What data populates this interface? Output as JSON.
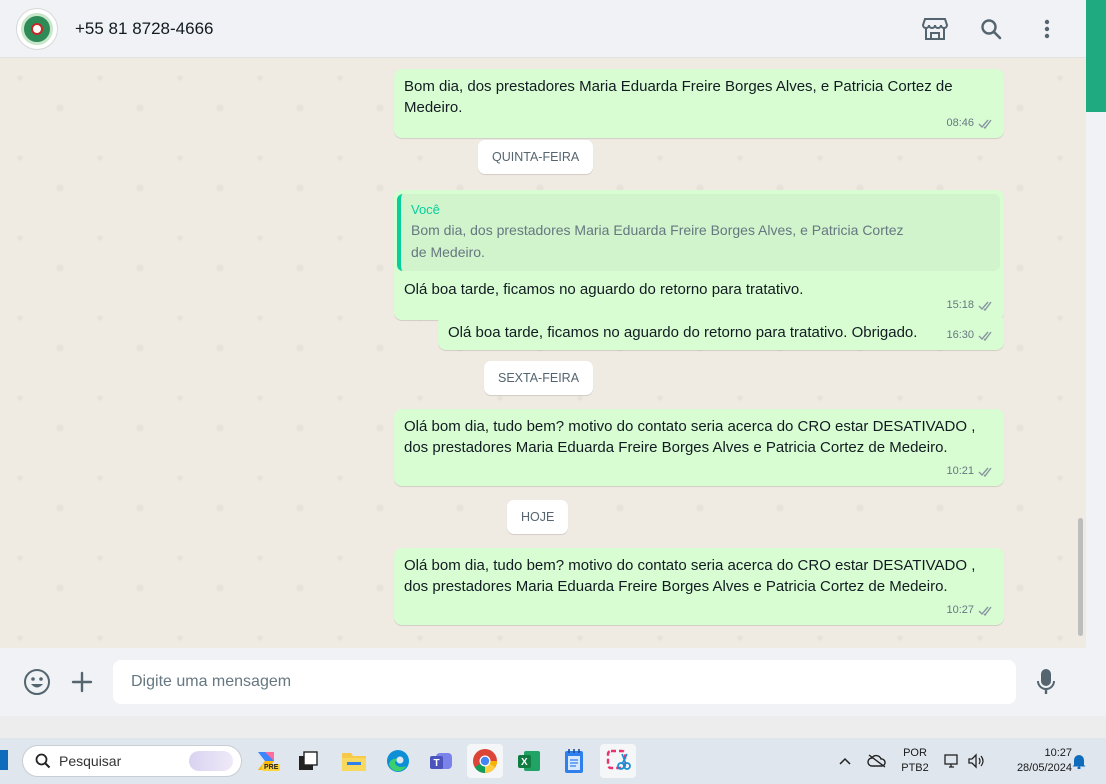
{
  "header": {
    "contact_name": "+55 81 8728-4666",
    "icons": [
      "store-icon",
      "search-icon",
      "more-vertical-icon"
    ],
    "accent": "#1faa80"
  },
  "messages": [
    {
      "text": "Bom dia, dos prestadores Maria Eduarda Freire Borges Alves, e Patricia Cortez de Medeiro.",
      "time": "08:46"
    },
    {
      "date": "QUINTA-FEIRA"
    },
    {
      "quote_author": "Você",
      "quote_text": "Bom dia, dos prestadores Maria Eduarda Freire Borges Alves, e Patricia Cortez de Medeiro.",
      "text": "Olá boa tarde, ficamos no aguardo do retorno para tratativo.",
      "time": "15:18"
    },
    {
      "text": "Olá boa tarde, ficamos no aguardo do retorno para tratativo. Obrigado.",
      "time": "16:30"
    },
    {
      "date": "SEXTA-FEIRA"
    },
    {
      "text": "Olá bom dia, tudo bem? motivo do contato seria acerca do CRO estar DESATIVADO , dos prestadores Maria Eduarda Freire Borges Alves e Patricia Cortez de Medeiro.",
      "time": "10:21"
    },
    {
      "date": "HOJE"
    },
    {
      "text": "Olá bom dia, tudo bem? motivo do contato seria acerca do CRO estar DESATIVADO , dos prestadores Maria Eduarda Freire Borges Alves e Patricia Cortez de Medeiro.",
      "time": "10:27"
    }
  ],
  "composer": {
    "placeholder": "Digite uma mensagem",
    "icons": [
      "emoji-icon",
      "plus-icon",
      "microphone-icon"
    ]
  },
  "taskbar": {
    "search_label": "Pesquisar",
    "apps": [
      "copilot-icon",
      "task-view-icon",
      "file-explorer-icon",
      "edge-icon",
      "teams-icon",
      "chrome-icon",
      "excel-icon",
      "notepad-icon",
      "snipping-tool-icon"
    ],
    "copilot_badge": "PRE",
    "language_top": "POR",
    "language_bottom": "PTB2",
    "time": "10:27",
    "date": "28/05/2024"
  },
  "colors": {
    "chat_bg": "#efeae2",
    "outgoing_bubble": "#d9fdd3",
    "quote_border": "#06cf9c",
    "header_bg": "#f0f2f5"
  }
}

## Exercise
Copy all the lines of data exactly as they appear, dropping any images.

## Result for this task
What data populates this interface? Output as JSON.
{
  "header": {
    "contact_name": "+55 81 8728-4666",
    "icons": [
      "store-icon",
      "search-icon",
      "more-vertical-icon"
    ],
    "accent": "#1faa80"
  },
  "messages": [
    {
      "text": "Bom dia, dos prestadores Maria Eduarda Freire Borges Alves, e Patricia Cortez de Medeiro.",
      "time": "08:46"
    },
    {
      "date": "QUINTA-FEIRA"
    },
    {
      "quote_author": "Você",
      "quote_text": "Bom dia, dos prestadores Maria Eduarda Freire Borges Alves, e Patricia Cortez de Medeiro.",
      "text": "Olá boa tarde, ficamos no aguardo do retorno para tratativo.",
      "time": "15:18"
    },
    {
      "text": "Olá boa tarde, ficamos no aguardo do retorno para tratativo. Obrigado.",
      "time": "16:30"
    },
    {
      "date": "SEXTA-FEIRA"
    },
    {
      "text": "Olá bom dia, tudo bem? motivo do contato seria acerca do CRO estar DESATIVADO , dos prestadores Maria Eduarda Freire Borges Alves e Patricia Cortez de Medeiro.",
      "time": "10:21"
    },
    {
      "date": "HOJE"
    },
    {
      "text": "Olá bom dia, tudo bem? motivo do contato seria acerca do CRO estar DESATIVADO , dos prestadores Maria Eduarda Freire Borges Alves e Patricia Cortez de Medeiro.",
      "time": "10:27"
    }
  ],
  "composer": {
    "placeholder": "Digite uma mensagem",
    "icons": [
      "emoji-icon",
      "plus-icon",
      "microphone-icon"
    ]
  },
  "taskbar": {
    "search_label": "Pesquisar",
    "apps": [
      "copilot-icon",
      "task-view-icon",
      "file-explorer-icon",
      "edge-icon",
      "teams-icon",
      "chrome-icon",
      "excel-icon",
      "notepad-icon",
      "snipping-tool-icon"
    ],
    "copilot_badge": "PRE",
    "language_top": "POR",
    "language_bottom": "PTB2",
    "time": "10:27",
    "date": "28/05/2024"
  },
  "colors": {
    "chat_bg": "#efeae2",
    "outgoing_bubble": "#d9fdd3",
    "quote_border": "#06cf9c",
    "header_bg": "#f0f2f5"
  }
}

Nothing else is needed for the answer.